◆ **Set problem**
Without changing a character, return the entries, but not the images they hold.

◆ **Provided data**

—————

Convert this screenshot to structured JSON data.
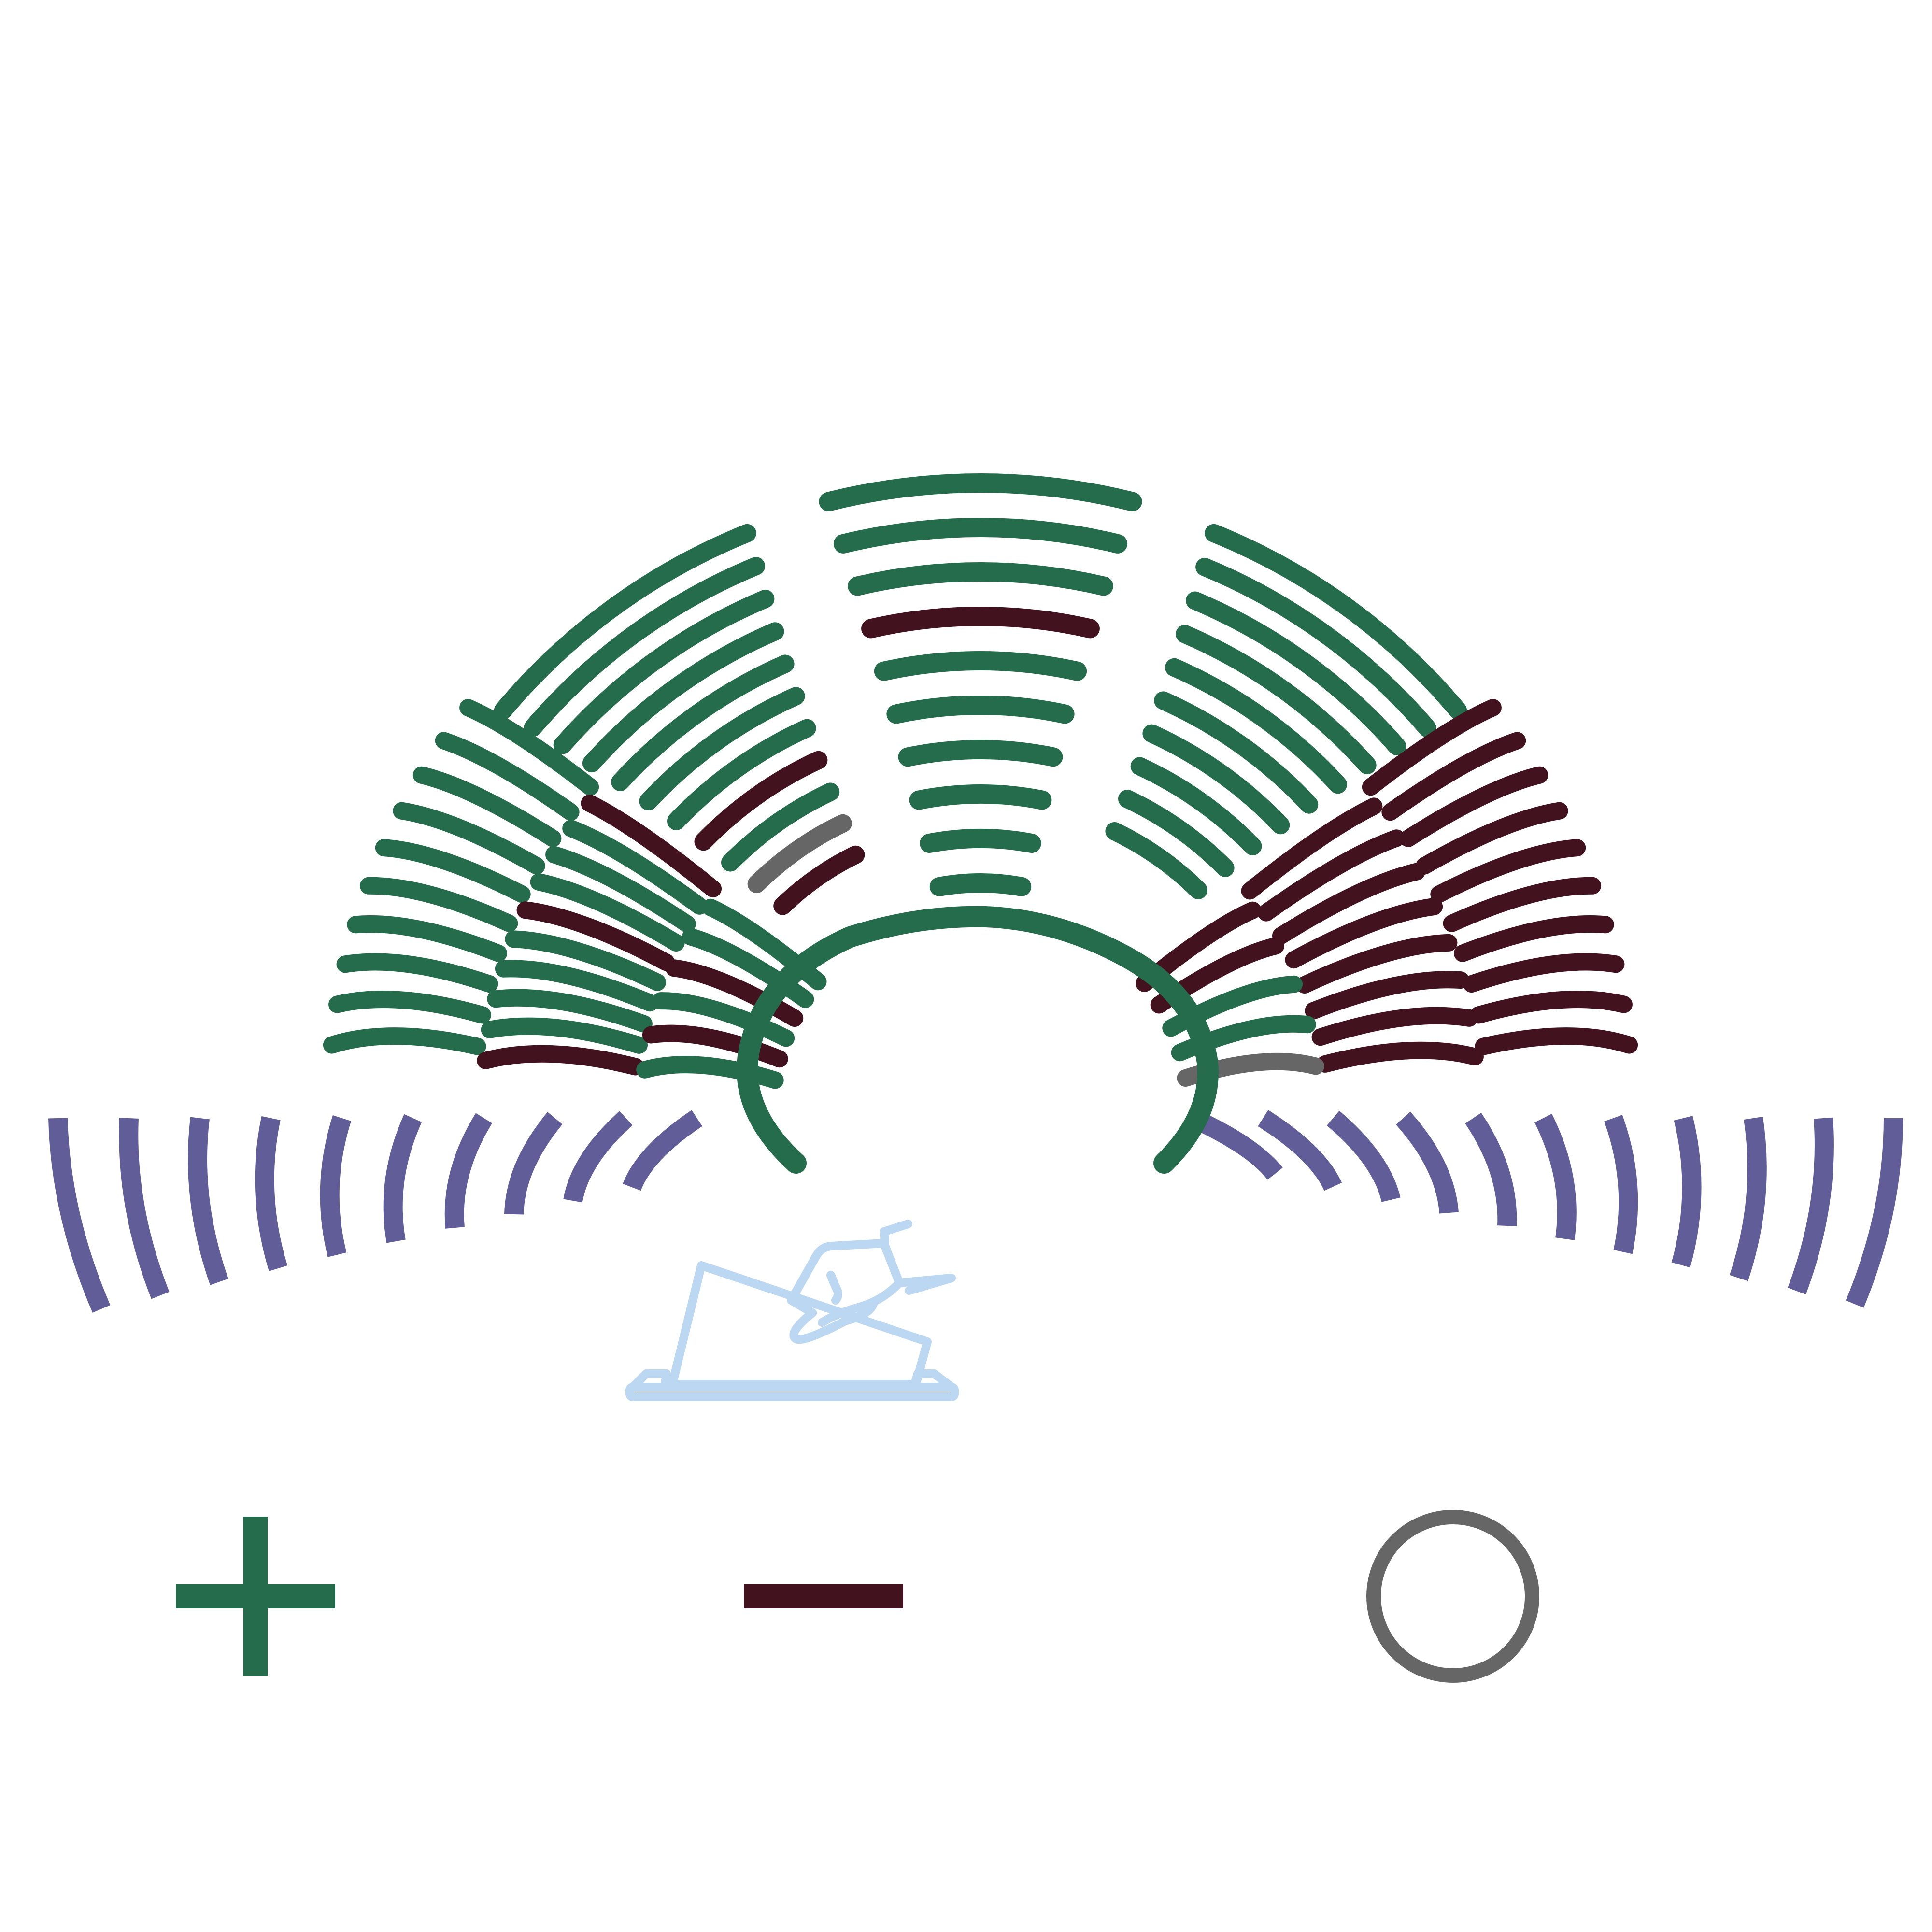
{
  "diagram": {
    "type": "parliament-seat-vote-diagram",
    "vote_colors": {
      "yes": "#256c4c",
      "no": "#43121f",
      "abstain": "#666666",
      "not_voting": "#615d98",
      "speaker": "#bcd7f1"
    },
    "speaker_icon": "speaker-podium-icon",
    "legend": [
      {
        "symbol": "plus-icon",
        "meaning": "yes"
      },
      {
        "symbol": "minus-icon",
        "meaning": "no"
      },
      {
        "symbol": "circle-icon",
        "meaning": "abstain"
      }
    ],
    "groups": [
      {
        "name": "left-wing",
        "rows": [
          {
            "votes": [
              "yes",
              "yes",
              "yes",
              "yes",
              "yes",
              "yes",
              "yes",
              "yes",
              "yes",
              "yes"
            ]
          },
          {
            "votes": [
              "no",
              "yes",
              "yes",
              "yes",
              "yes",
              "no",
              "yes",
              "yes",
              "yes",
              "no"
            ]
          },
          {
            "votes": [
              "yes",
              "no",
              "yes",
              "no",
              "yes",
              "yes"
            ]
          }
        ]
      },
      {
        "name": "upper-left",
        "rows": [
          {
            "votes": [
              "yes"
            ]
          },
          {
            "votes": [
              "yes"
            ]
          },
          {
            "votes": [
              "yes"
            ]
          },
          {
            "votes": [
              "yes"
            ]
          },
          {
            "votes": [
              "yes"
            ]
          },
          {
            "votes": [
              "yes"
            ]
          },
          {
            "votes": [
              "yes"
            ]
          },
          {
            "votes": [
              "no"
            ]
          },
          {
            "votes": [
              "yes"
            ]
          },
          {
            "votes": [
              "abstain"
            ]
          },
          {
            "votes": [
              "no"
            ]
          }
        ]
      },
      {
        "name": "center",
        "rows": [
          {
            "votes": [
              "yes"
            ]
          },
          {
            "votes": [
              "yes"
            ]
          },
          {
            "votes": [
              "yes"
            ]
          },
          {
            "votes": [
              "no"
            ]
          },
          {
            "votes": [
              "yes"
            ]
          },
          {
            "votes": [
              "yes"
            ]
          },
          {
            "votes": [
              "yes"
            ]
          },
          {
            "votes": [
              "yes"
            ]
          },
          {
            "votes": [
              "yes"
            ]
          },
          {
            "votes": [
              "yes"
            ]
          }
        ]
      },
      {
        "name": "upper-right",
        "rows": [
          {
            "votes": [
              "yes"
            ]
          },
          {
            "votes": [
              "yes"
            ]
          },
          {
            "votes": [
              "yes"
            ]
          },
          {
            "votes": [
              "yes"
            ]
          },
          {
            "votes": [
              "yes"
            ]
          },
          {
            "votes": [
              "yes"
            ]
          },
          {
            "votes": [
              "yes"
            ]
          },
          {
            "votes": [
              "yes"
            ]
          },
          {
            "votes": [
              "yes"
            ]
          },
          {
            "votes": [
              "yes"
            ]
          }
        ]
      },
      {
        "name": "right-wing",
        "rows": [
          {
            "votes": [
              "no",
              "no",
              "no",
              "no",
              "no",
              "no",
              "no",
              "no",
              "no",
              "no"
            ]
          },
          {
            "votes": [
              "no",
              "no",
              "no",
              "no",
              "no",
              "no",
              "no",
              "no"
            ]
          },
          {
            "votes": [
              "abstain",
              "yes",
              "yes",
              "no",
              "no"
            ]
          }
        ]
      },
      {
        "name": "inner-ring",
        "rows": [
          {
            "votes": [
              "yes"
            ]
          }
        ]
      },
      {
        "name": "lower-left",
        "votes": [
          "not_voting",
          "not_voting",
          "not_voting",
          "not_voting",
          "not_voting",
          "not_voting",
          "not_voting",
          "not_voting",
          "not_voting",
          "not_voting"
        ]
      },
      {
        "name": "lower-right",
        "votes": [
          "not_voting",
          "not_voting",
          "not_voting",
          "not_voting",
          "not_voting",
          "not_voting",
          "not_voting",
          "not_voting",
          "not_voting",
          "not_voting",
          "not_voting"
        ]
      }
    ]
  }
}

—————

◆ **Answer to the exercise**
Convert this screenshot to structured JSON data.
{
  "diagram": {
    "type": "parliament-seat-vote-diagram",
    "vote_colors": {
      "yes": "#256c4c",
      "no": "#43121f",
      "abstain": "#666666",
      "not_voting": "#615d98",
      "speaker": "#bcd7f1"
    },
    "speaker_icon": "speaker-podium-icon",
    "legend": [
      {
        "symbol": "plus-icon",
        "meaning": "yes"
      },
      {
        "symbol": "minus-icon",
        "meaning": "no"
      },
      {
        "symbol": "circle-icon",
        "meaning": "abstain"
      }
    ],
    "groups": [
      {
        "name": "left-wing",
        "rows": [
          {
            "votes": [
              "yes",
              "yes",
              "yes",
              "yes",
              "yes",
              "yes",
              "yes",
              "yes",
              "yes",
              "yes"
            ]
          },
          {
            "votes": [
              "no",
              "yes",
              "yes",
              "yes",
              "yes",
              "no",
              "yes",
              "yes",
              "yes",
              "no"
            ]
          },
          {
            "votes": [
              "yes",
              "no",
              "yes",
              "no",
              "yes",
              "yes"
            ]
          }
        ]
      },
      {
        "name": "upper-left",
        "rows": [
          {
            "votes": [
              "yes"
            ]
          },
          {
            "votes": [
              "yes"
            ]
          },
          {
            "votes": [
              "yes"
            ]
          },
          {
            "votes": [
              "yes"
            ]
          },
          {
            "votes": [
              "yes"
            ]
          },
          {
            "votes": [
              "yes"
            ]
          },
          {
            "votes": [
              "yes"
            ]
          },
          {
            "votes": [
              "no"
            ]
          },
          {
            "votes": [
              "yes"
            ]
          },
          {
            "votes": [
              "abstain"
            ]
          },
          {
            "votes": [
              "no"
            ]
          }
        ]
      },
      {
        "name": "center",
        "rows": [
          {
            "votes": [
              "yes"
            ]
          },
          {
            "votes": [
              "yes"
            ]
          },
          {
            "votes": [
              "yes"
            ]
          },
          {
            "votes": [
              "no"
            ]
          },
          {
            "votes": [
              "yes"
            ]
          },
          {
            "votes": [
              "yes"
            ]
          },
          {
            "votes": [
              "yes"
            ]
          },
          {
            "votes": [
              "yes"
            ]
          },
          {
            "votes": [
              "yes"
            ]
          },
          {
            "votes": [
              "yes"
            ]
          }
        ]
      },
      {
        "name": "upper-right",
        "rows": [
          {
            "votes": [
              "yes"
            ]
          },
          {
            "votes": [
              "yes"
            ]
          },
          {
            "votes": [
              "yes"
            ]
          },
          {
            "votes": [
              "yes"
            ]
          },
          {
            "votes": [
              "yes"
            ]
          },
          {
            "votes": [
              "yes"
            ]
          },
          {
            "votes": [
              "yes"
            ]
          },
          {
            "votes": [
              "yes"
            ]
          },
          {
            "votes": [
              "yes"
            ]
          },
          {
            "votes": [
              "yes"
            ]
          }
        ]
      },
      {
        "name": "right-wing",
        "rows": [
          {
            "votes": [
              "no",
              "no",
              "no",
              "no",
              "no",
              "no",
              "no",
              "no",
              "no",
              "no"
            ]
          },
          {
            "votes": [
              "no",
              "no",
              "no",
              "no",
              "no",
              "no",
              "no",
              "no"
            ]
          },
          {
            "votes": [
              "abstain",
              "yes",
              "yes",
              "no",
              "no"
            ]
          }
        ]
      },
      {
        "name": "inner-ring",
        "rows": [
          {
            "votes": [
              "yes"
            ]
          }
        ]
      },
      {
        "name": "lower-left",
        "votes": [
          "not_voting",
          "not_voting",
          "not_voting",
          "not_voting",
          "not_voting",
          "not_voting",
          "not_voting",
          "not_voting",
          "not_voting",
          "not_voting"
        ]
      },
      {
        "name": "lower-right",
        "votes": [
          "not_voting",
          "not_voting",
          "not_voting",
          "not_voting",
          "not_voting",
          "not_voting",
          "not_voting",
          "not_voting",
          "not_voting",
          "not_voting",
          "not_voting"
        ]
      }
    ]
  }
}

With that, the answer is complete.